→ **TASK PROMPT**: Would you write out the listing verbatim and skip every picture in it?

→ **MATERIAL SHOWN**:

┌──

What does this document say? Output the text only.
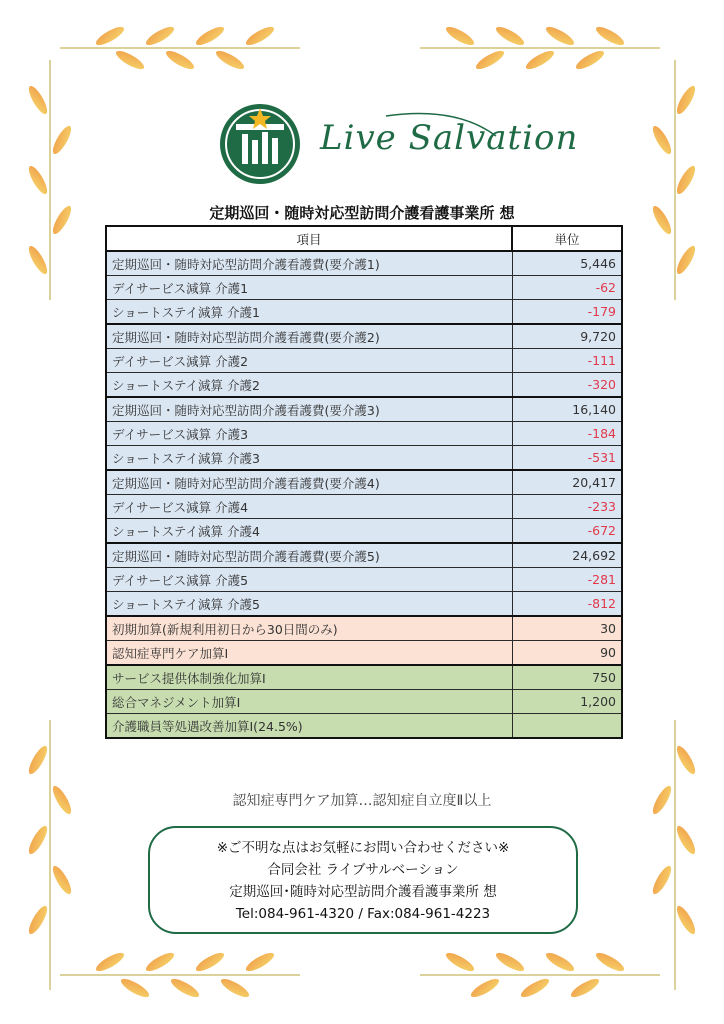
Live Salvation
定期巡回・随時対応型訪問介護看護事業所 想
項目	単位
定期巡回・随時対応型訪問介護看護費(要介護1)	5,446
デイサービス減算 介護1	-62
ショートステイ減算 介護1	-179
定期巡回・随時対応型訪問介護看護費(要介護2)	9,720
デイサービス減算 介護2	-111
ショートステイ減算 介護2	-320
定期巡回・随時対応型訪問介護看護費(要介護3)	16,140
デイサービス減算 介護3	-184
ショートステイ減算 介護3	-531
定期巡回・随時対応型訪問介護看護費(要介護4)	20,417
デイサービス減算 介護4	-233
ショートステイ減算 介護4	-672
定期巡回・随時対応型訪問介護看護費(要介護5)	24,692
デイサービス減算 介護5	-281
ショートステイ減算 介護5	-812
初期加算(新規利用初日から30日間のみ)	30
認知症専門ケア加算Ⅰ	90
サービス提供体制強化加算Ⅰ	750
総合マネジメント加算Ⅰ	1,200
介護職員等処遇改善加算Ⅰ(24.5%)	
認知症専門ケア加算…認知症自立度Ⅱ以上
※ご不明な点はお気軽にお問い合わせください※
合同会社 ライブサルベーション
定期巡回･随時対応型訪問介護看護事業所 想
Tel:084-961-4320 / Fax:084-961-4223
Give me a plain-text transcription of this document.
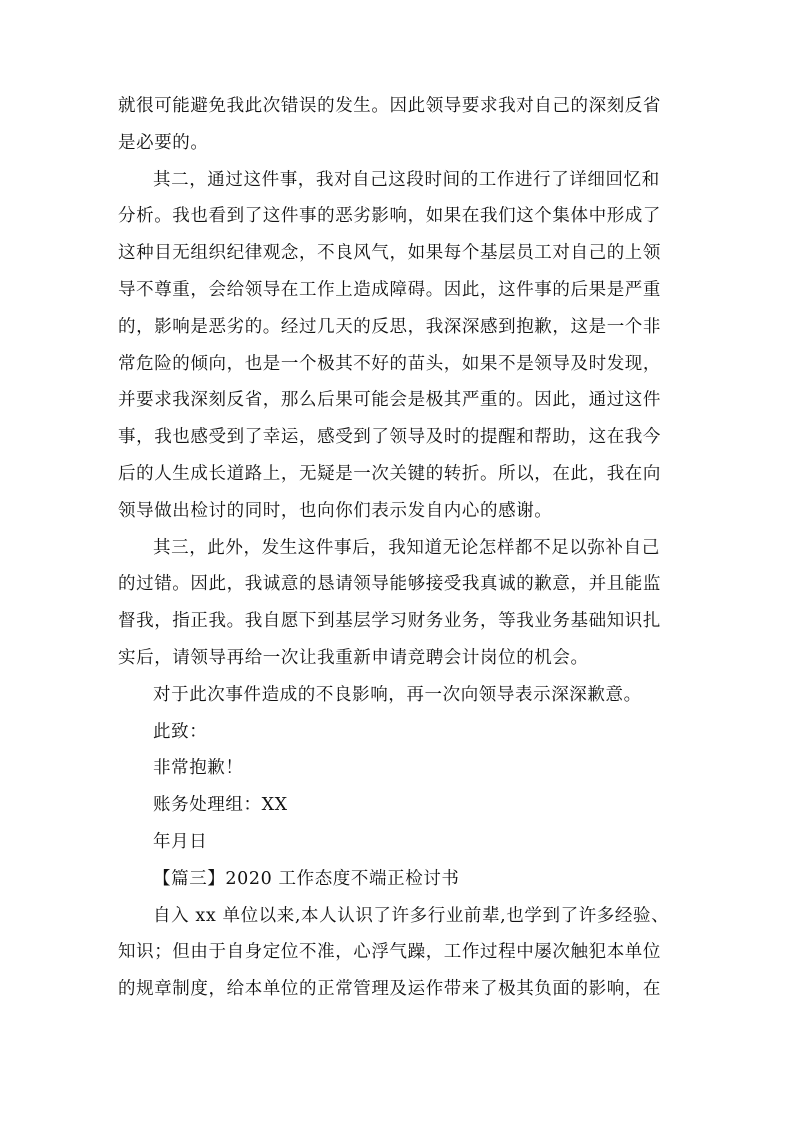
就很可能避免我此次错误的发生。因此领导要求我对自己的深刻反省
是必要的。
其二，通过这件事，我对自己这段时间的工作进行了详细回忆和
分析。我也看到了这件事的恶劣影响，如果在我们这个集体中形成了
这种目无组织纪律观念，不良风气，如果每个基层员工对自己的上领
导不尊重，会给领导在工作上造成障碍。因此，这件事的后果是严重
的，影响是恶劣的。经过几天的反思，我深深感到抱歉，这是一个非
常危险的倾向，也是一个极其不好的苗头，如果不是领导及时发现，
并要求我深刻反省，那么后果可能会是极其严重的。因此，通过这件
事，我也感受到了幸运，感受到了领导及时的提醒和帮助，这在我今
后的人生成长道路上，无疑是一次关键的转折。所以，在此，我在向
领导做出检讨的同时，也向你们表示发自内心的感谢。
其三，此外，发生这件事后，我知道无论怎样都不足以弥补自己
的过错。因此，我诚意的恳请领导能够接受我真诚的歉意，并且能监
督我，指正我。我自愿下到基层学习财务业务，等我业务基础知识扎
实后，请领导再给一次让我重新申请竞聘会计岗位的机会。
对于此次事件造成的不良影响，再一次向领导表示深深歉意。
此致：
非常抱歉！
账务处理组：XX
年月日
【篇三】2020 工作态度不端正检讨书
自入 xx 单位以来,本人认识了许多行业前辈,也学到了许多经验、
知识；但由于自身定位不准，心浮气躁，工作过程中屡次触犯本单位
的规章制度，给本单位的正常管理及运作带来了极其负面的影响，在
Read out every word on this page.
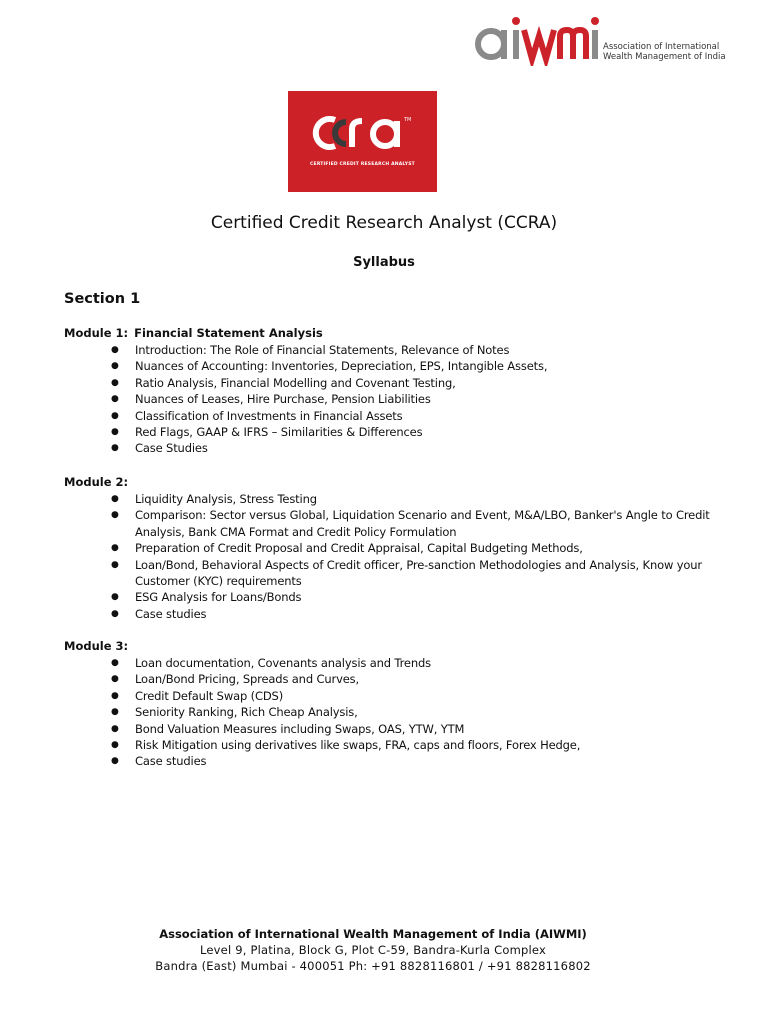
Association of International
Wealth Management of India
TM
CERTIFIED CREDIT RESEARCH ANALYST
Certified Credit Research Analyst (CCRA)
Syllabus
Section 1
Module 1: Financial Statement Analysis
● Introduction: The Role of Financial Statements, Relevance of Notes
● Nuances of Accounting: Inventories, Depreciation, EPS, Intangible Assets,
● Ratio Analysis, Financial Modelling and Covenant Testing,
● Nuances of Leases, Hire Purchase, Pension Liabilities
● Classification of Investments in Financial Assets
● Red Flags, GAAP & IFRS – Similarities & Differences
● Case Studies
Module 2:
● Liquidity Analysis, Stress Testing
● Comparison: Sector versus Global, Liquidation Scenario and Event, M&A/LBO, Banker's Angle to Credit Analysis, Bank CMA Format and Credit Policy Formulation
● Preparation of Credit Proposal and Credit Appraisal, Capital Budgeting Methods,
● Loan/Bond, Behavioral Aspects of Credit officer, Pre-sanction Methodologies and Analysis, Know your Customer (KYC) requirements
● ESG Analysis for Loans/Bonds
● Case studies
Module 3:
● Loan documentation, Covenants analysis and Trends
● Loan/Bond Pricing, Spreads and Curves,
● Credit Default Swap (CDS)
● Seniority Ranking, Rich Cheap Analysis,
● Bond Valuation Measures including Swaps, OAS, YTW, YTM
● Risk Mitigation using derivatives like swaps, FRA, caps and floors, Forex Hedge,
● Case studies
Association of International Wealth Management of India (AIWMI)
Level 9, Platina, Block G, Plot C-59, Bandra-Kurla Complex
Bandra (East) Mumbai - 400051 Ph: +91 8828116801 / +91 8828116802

└──

→ **RESULT**:
What does this document say? Output the text only.
Live Salvation
定期巡回・随時対応型訪問介護看護事業所 想
項目	単位
定期巡回・随時対応型訪問介護看護費(要介護1)	5,446
デイサービス減算 介護1	-62
ショートステイ減算 介護1	-179
定期巡回・随時対応型訪問介護看護費(要介護2)	9,720
デイサービス減算 介護2	-111
ショートステイ減算 介護2	-320
定期巡回・随時対応型訪問介護看護費(要介護3)	16,140
デイサービス減算 介護3	-184
ショートステイ減算 介護3	-531
定期巡回・随時対応型訪問介護看護費(要介護4)	20,417
デイサービス減算 介護4	-233
ショートステイ減算 介護4	-672
定期巡回・随時対応型訪問介護看護費(要介護5)	24,692
デイサービス減算 介護5	-281
ショートステイ減算 介護5	-812
初期加算(新規利用初日から30日間のみ)	30
認知症専門ケア加算Ⅰ	90
サービス提供体制強化加算Ⅰ	750
総合マネジメント加算Ⅰ	1,200
介護職員等処遇改善加算Ⅰ(24.5%)	
認知症専門ケア加算…認知症自立度Ⅱ以上
※ご不明な点はお気軽にお問い合わせください※
合同会社 ライブサルベーション
定期巡回･随時対応型訪問介護看護事業所 想
Tel:084-961-4320 / Fax:084-961-4223
Give me a plain-text transcription of this document.
就很可能避免我此次错误的发生。因此领导要求我对自己的深刻反省
是必要的。
其二，通过这件事，我对自己这段时间的工作进行了详细回忆和
分析。我也看到了这件事的恶劣影响，如果在我们这个集体中形成了
这种目无组织纪律观念，不良风气，如果每个基层员工对自己的上领
导不尊重，会给领导在工作上造成障碍。因此，这件事的后果是严重
的，影响是恶劣的。经过几天的反思，我深深感到抱歉，这是一个非
常危险的倾向，也是一个极其不好的苗头，如果不是领导及时发现，
并要求我深刻反省，那么后果可能会是极其严重的。因此，通过这件
事，我也感受到了幸运，感受到了领导及时的提醒和帮助，这在我今
后的人生成长道路上，无疑是一次关键的转折。所以，在此，我在向
领导做出检讨的同时，也向你们表示发自内心的感谢。
其三，此外，发生这件事后，我知道无论怎样都不足以弥补自己
的过错。因此，我诚意的恳请领导能够接受我真诚的歉意，并且能监
督我，指正我。我自愿下到基层学习财务业务，等我业务基础知识扎
实后，请领导再给一次让我重新申请竞聘会计岗位的机会。
对于此次事件造成的不良影响，再一次向领导表示深深歉意。
此致：
非常抱歉！
账务处理组：XX
年月日
【篇三】2020 工作态度不端正检讨书
自入 xx 单位以来,本人认识了许多行业前辈,也学到了许多经验、
知识；但由于自身定位不准，心浮气躁，工作过程中屡次触犯本单位
的规章制度，给本单位的正常管理及运作带来了极其负面的影响，在
Read out every word on this page.
Association of International
Wealth Management of India
TM
CERTIFIED CREDIT RESEARCH ANALYST
Certified Credit Research Analyst (CCRA)
Syllabus
Section 1
Module 1: Financial Statement Analysis
● Introduction: The Role of Financial Statements, Relevance of Notes
● Nuances of Accounting: Inventories, Depreciation, EPS, Intangible Assets,
● Ratio Analysis, Financial Modelling and Covenant Testing,
● Nuances of Leases, Hire Purchase, Pension Liabilities
● Classification of Investments in Financial Assets
● Red Flags, GAAP & IFRS – Similarities & Differences
● Case Studies
Module 2:
● Liquidity Analysis, Stress Testing
● Comparison: Sector versus Global, Liquidation Scenario and Event, M&A/LBO, Banker's Angle to Credit Analysis, Bank CMA Format and Credit Policy Formulation
● Preparation of Credit Proposal and Credit Appraisal, Capital Budgeting Methods,
● Loan/Bond, Behavioral Aspects of Credit officer, Pre-sanction Methodologies and Analysis, Know your Customer (KYC) requirements
● ESG Analysis for Loans/Bonds
● Case studies
Module 3:
● Loan documentation, Covenants analysis and Trends
● Loan/Bond Pricing, Spreads and Curves,
● Credit Default Swap (CDS)
● Seniority Ranking, Rich Cheap Analysis,
● Bond Valuation Measures including Swaps, OAS, YTW, YTM
● Risk Mitigation using derivatives like swaps, FRA, caps and floors, Forex Hedge,
● Case studies
Association of International Wealth Management of India (AIWMI)
Level 9, Platina, Block G, Plot C-59, Bandra-Kurla Complex
Bandra (East) Mumbai - 400051 Ph: +91 8828116801 / +91 8828116802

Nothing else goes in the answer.